JOB ->
Below are some records. Copy every line in them that holds "invest".
start
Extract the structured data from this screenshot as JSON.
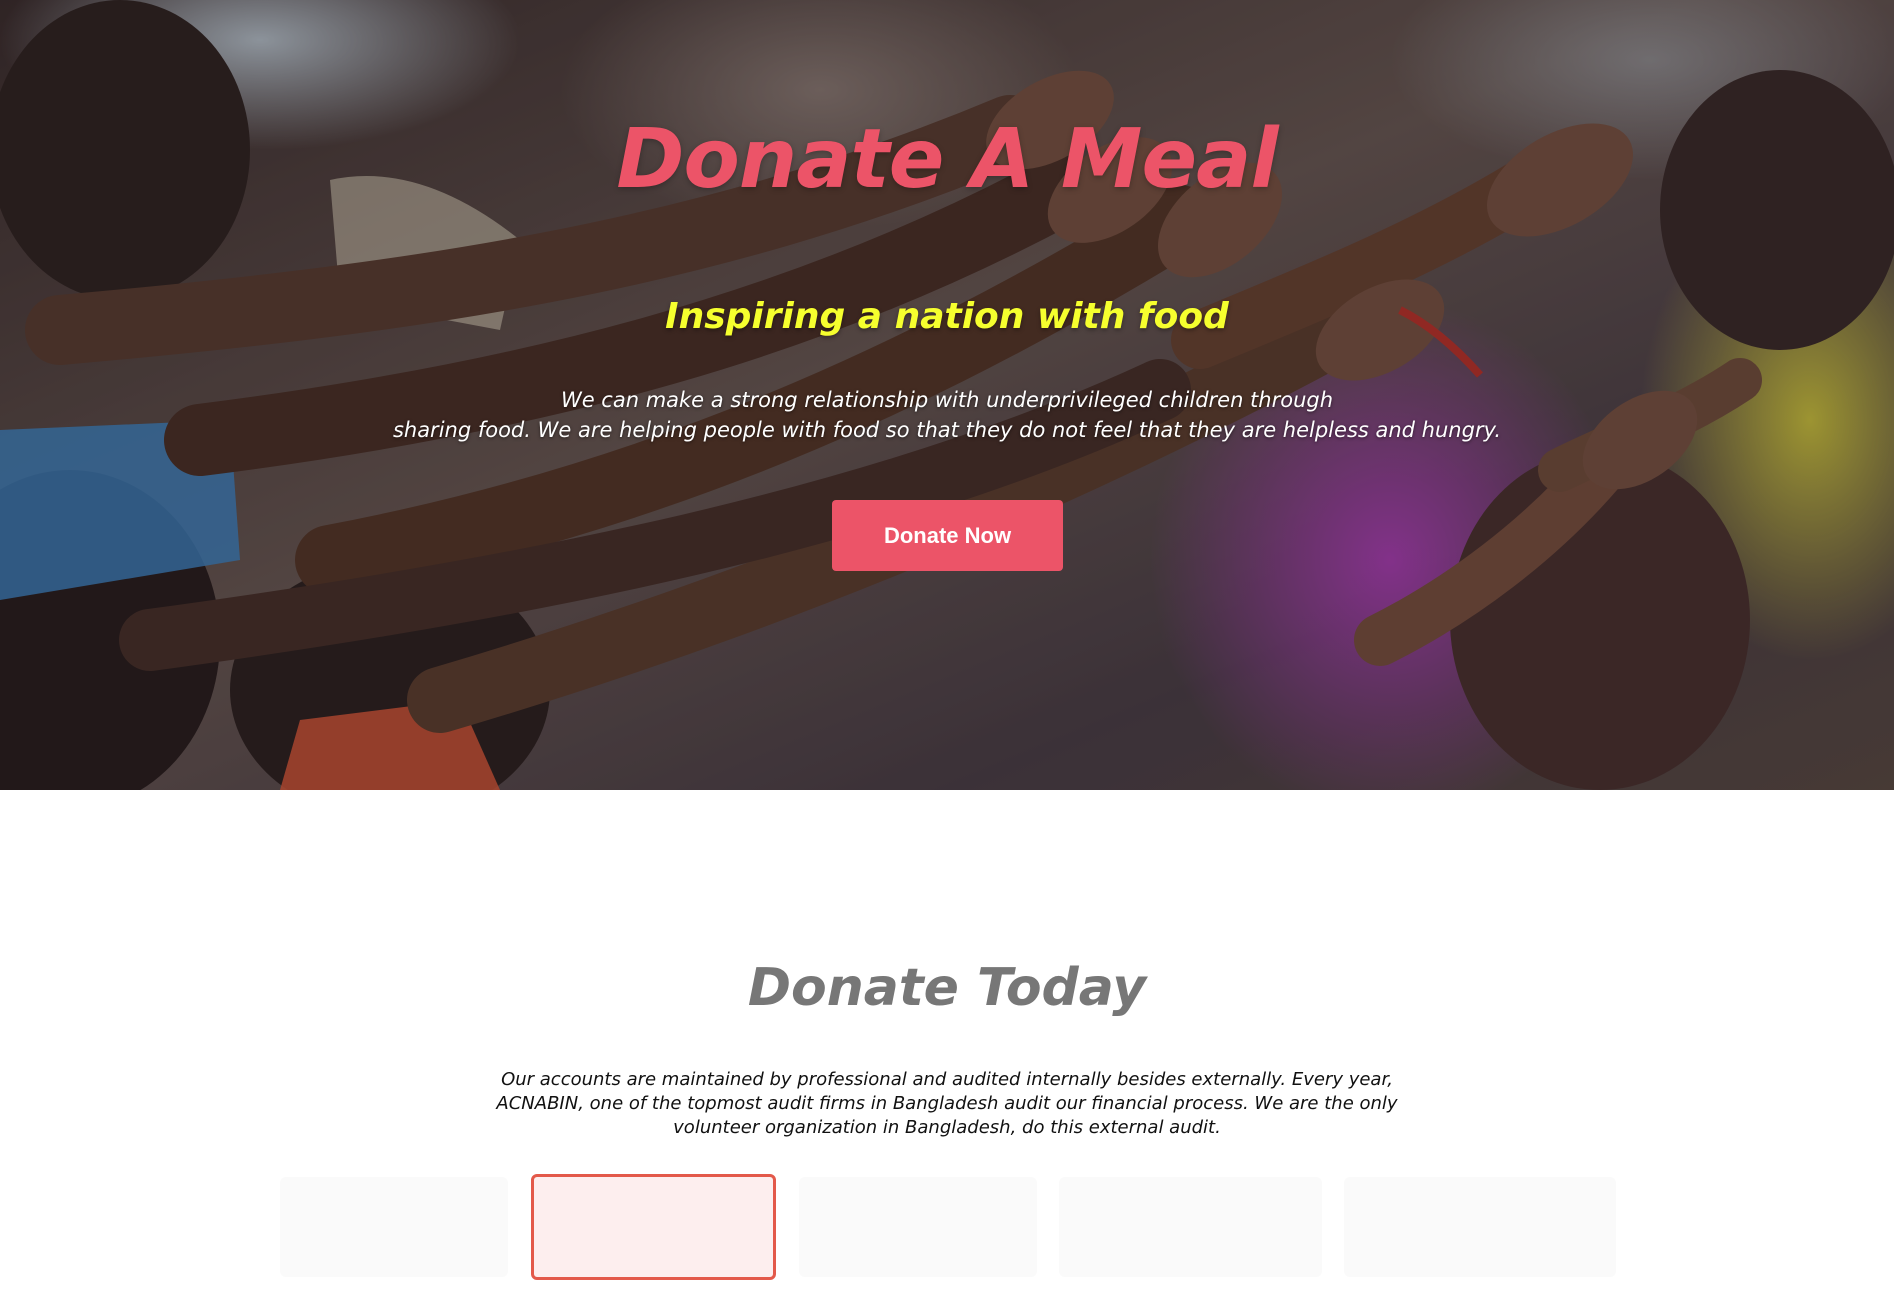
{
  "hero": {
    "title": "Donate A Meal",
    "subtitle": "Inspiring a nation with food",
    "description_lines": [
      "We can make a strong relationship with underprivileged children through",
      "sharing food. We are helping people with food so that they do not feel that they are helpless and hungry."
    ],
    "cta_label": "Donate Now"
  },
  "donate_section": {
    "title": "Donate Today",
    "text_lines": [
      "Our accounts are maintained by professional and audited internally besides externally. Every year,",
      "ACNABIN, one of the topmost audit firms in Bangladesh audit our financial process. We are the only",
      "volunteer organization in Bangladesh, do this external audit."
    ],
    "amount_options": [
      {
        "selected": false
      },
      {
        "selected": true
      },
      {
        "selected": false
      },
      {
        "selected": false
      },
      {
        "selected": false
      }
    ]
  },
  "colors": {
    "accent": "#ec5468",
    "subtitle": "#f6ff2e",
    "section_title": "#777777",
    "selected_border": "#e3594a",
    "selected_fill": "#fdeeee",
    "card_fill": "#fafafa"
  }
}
end
start
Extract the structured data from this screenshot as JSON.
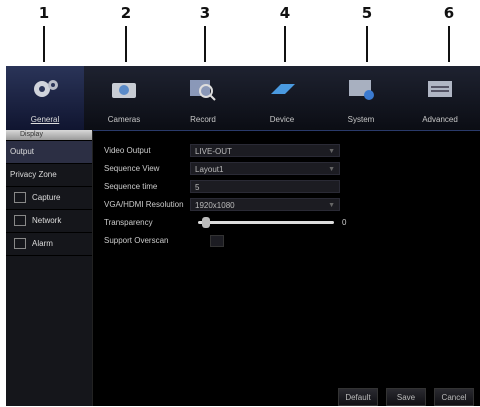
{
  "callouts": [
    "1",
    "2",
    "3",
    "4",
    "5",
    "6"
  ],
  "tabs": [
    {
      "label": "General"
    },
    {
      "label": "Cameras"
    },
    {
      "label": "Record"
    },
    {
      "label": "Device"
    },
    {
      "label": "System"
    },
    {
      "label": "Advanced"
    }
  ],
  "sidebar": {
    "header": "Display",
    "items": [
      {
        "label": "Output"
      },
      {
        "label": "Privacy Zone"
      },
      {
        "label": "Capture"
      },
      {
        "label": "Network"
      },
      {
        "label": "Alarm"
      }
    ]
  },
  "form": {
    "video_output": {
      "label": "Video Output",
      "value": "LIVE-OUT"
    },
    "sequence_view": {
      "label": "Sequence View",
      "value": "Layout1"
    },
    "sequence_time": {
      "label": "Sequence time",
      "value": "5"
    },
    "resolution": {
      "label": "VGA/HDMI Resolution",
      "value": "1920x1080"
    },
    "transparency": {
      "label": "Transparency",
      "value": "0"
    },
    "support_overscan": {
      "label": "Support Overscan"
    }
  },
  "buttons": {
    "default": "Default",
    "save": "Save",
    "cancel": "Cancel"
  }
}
end
start
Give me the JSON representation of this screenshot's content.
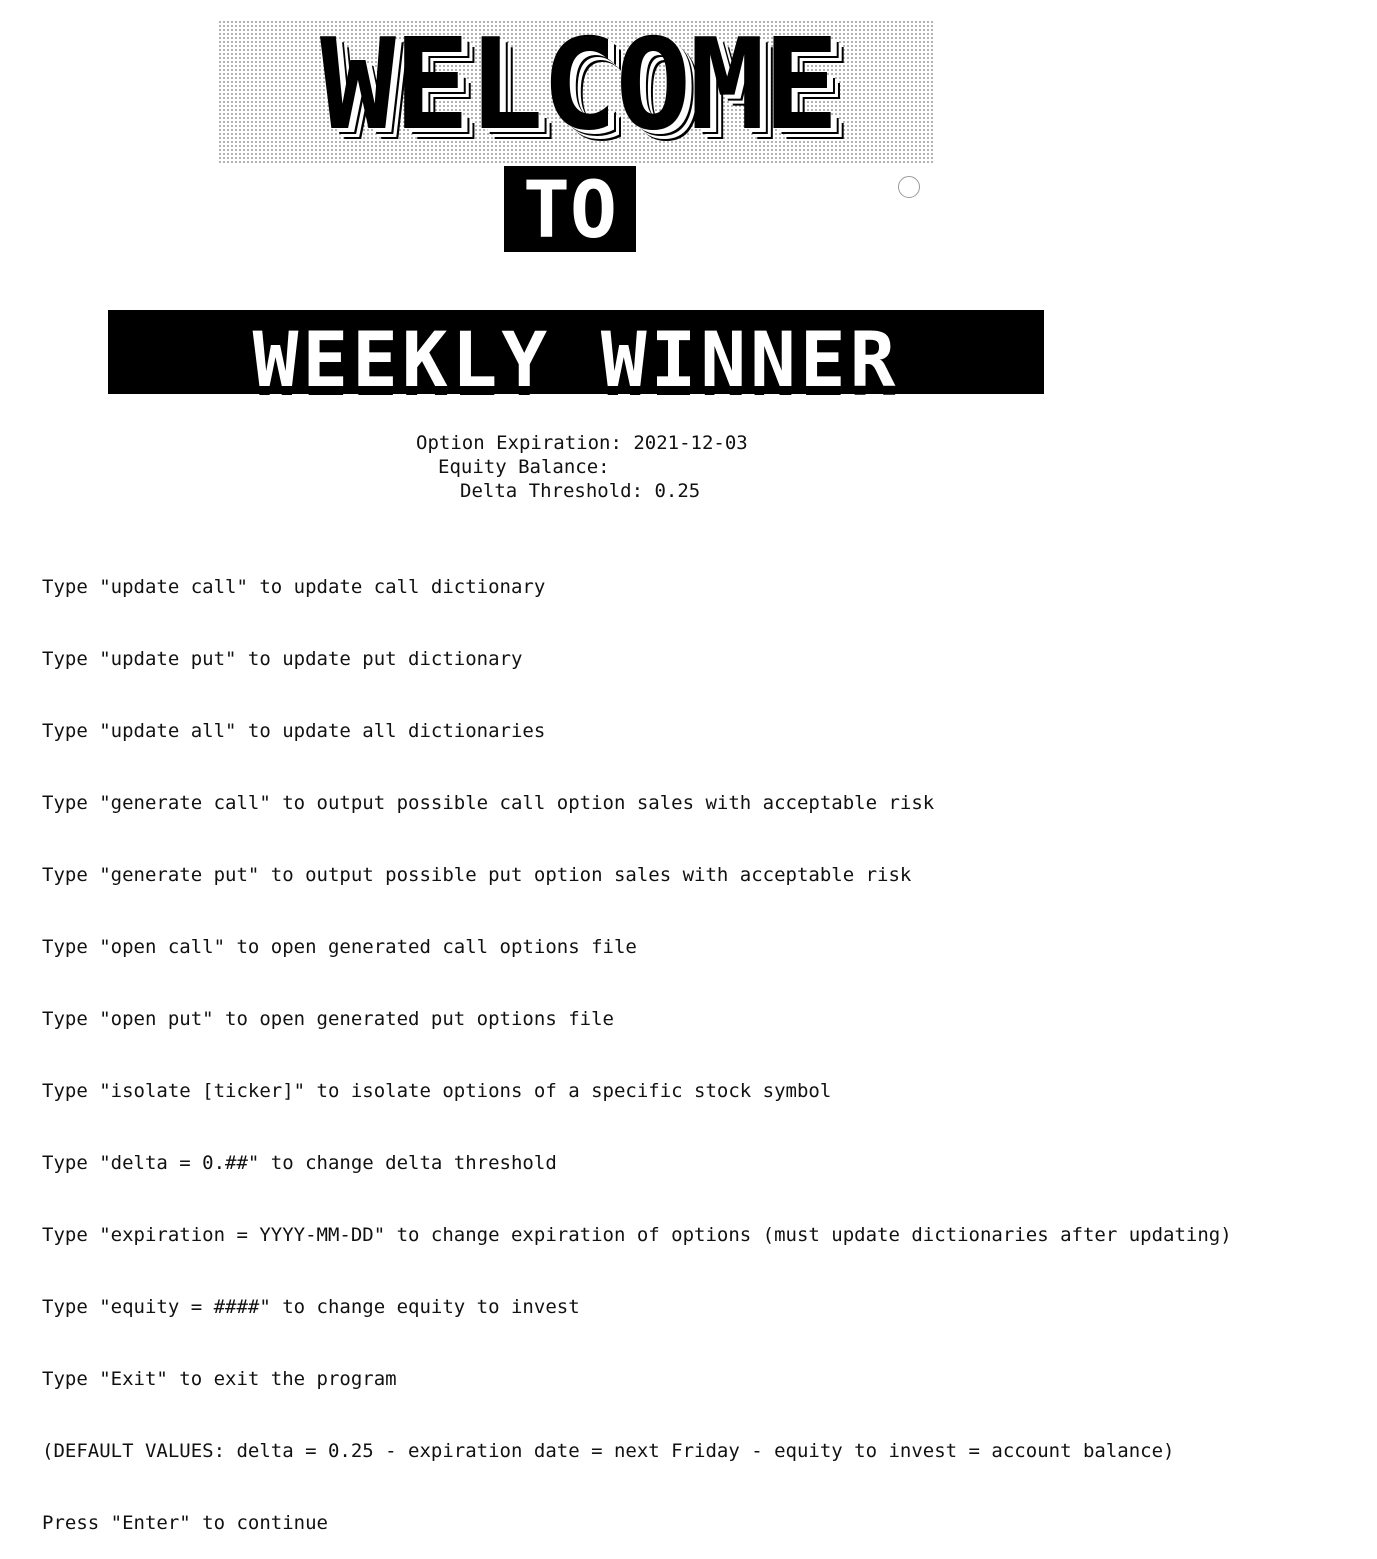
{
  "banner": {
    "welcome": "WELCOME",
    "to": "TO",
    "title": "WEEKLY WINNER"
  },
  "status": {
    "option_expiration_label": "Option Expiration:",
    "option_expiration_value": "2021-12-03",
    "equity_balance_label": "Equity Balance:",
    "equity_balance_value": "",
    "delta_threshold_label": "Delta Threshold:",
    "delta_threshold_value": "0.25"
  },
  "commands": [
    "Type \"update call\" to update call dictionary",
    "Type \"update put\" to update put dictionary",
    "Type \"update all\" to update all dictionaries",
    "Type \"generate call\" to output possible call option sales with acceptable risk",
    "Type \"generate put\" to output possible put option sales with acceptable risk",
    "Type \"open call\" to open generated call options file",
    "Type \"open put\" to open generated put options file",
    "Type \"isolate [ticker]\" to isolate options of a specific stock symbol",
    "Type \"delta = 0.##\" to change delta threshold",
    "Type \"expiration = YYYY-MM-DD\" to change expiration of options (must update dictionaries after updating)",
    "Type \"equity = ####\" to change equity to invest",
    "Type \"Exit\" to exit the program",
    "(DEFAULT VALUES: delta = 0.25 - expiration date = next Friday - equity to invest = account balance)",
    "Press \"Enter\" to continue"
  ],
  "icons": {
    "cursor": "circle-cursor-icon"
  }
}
end
WORKED SOLUTION ->
    "Type \"equity = ####\" to change equity to invest",
    "(DEFAULT VALUES: delta = 0.25 - expiration date = next Friday - equity to invest = account balance)",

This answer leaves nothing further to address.